EXERCISE INSTRUCTIONS:
(1) In the commentary on Scotland and the pound, who let the cat out of the bag during the last debate?
(2) Do these statements agree with the commentary on Scotland and the pound? (a) The Bank of England is in reality the central bank of the whole UK. (b) Preventing Scotland from using the pound is within the power of the parties opposing it. (c) Westminster has refused to honor the UK debt. Answer yes or no for each, quoting the deciding words.
(3) Continue the commentary on Scotland and the pound from its last sentence.

EXCERPTED TEXT:
BEGIN

You continue, “Well no-one is talking about taking it away from him. He is moving away from it of his own volition and should accept the political and economic reality of that, and be honest with the Scottish people.” This is just a regurgitation of the NO campaign’s deceitful dogma verbatim as reported widely by the MSM. The Tory triumvirate (be they blue, mauve or just brown-nosed) and UKIP have all said that Scotland would not be allowed to use the pound (despite it being a shared asset and beyond their power to prevent it). They are bluffing and the people of Scotland know they are bluffing (especially after Alistair Darling let the cat out of the bag during the last debate!).
The reason is simple. The Bank of England, despite its name, is in reality the Central Bank of the UK, and every Scottish banknote printed has had £1 sterling deposited with the Bank of England. If Scotland has to have her own currency, the Bank of England would face a withdrawal of approximately £3,6bn, which would be catastrophic for the Bank and of no benefit to EWNI. Should Westminster refuse to release the funds, Scotland could continue to use the pound but, not being given a share of the assets to which she has contributed (and over-contributed during the last century) during the last 300 years, there would be no obligation to take on any share of the UK debt (a debt that Scotland currently pays more in interest than she has received), a debt that Westminster has agreed it will honour as it was taken out in their name.

END

INFORMATION SHOWN:
BEGIN

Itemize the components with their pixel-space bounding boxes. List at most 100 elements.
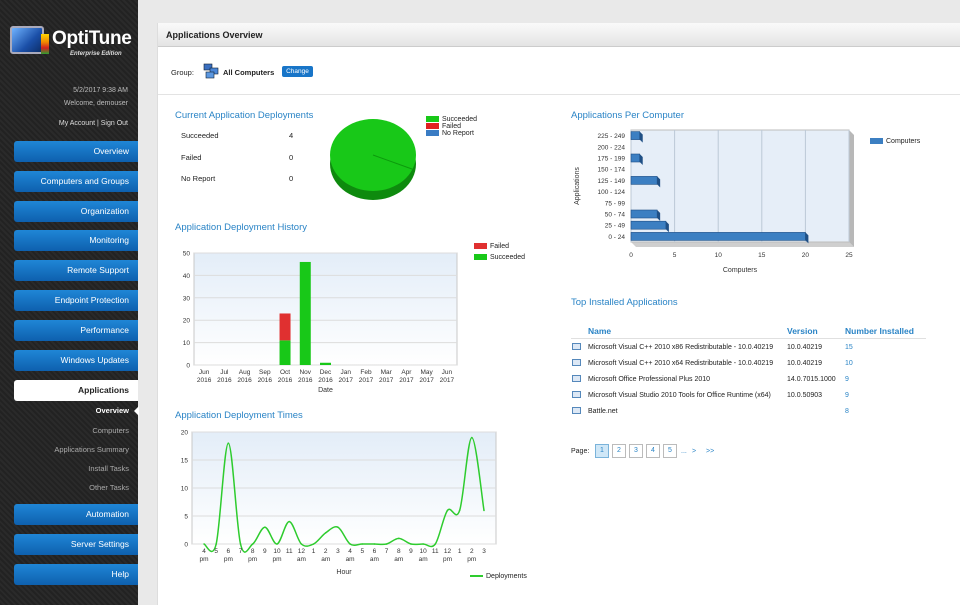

END

RESULTS FOR EACH TASK:
(1) Alistair Darling.

(2)
(a) Yes: "is in reality the Central Bank of the UK"
(b) No: "beyond their power to prevent it"
(c) No: "a debt that Westminster has agreed it will honour"

(3)
On the 18th of September, Scots will cast their votes, and shortly after, should the vote be YES (as Jamie and I both hope it will), the negotiations will begin, and in line with the Edinburgh Agreement they will be in the best interests of Scotland and EWNI.
Just briefly:
It is not true that 51% is always a mandate. In many referendums the bar is set higher than for a General Election, sometimes requiring a 70% majority.
Also, as I thought I made clear, I am not “regurgitating the NO campaign”. I have very little idea what they are saying. I approach these things as you say you do – with my own research and as a very old-fashioned journalist, I look for many sources, not just the ones that back up my own feelings. I try not to have “an opinion” until I look at both sides of the argument.
And I still maintain that Alex Salmond is an opportunistic charlatan. I’ve never seen any evidence to suggest that I’m wrong.
I accept your point that referenda can have higher bars than elections, but that was not the case here. I am sorry if my comment offended you, that was not my intention – our interpretation of the results of our researches have obviously led us to very different conclusions.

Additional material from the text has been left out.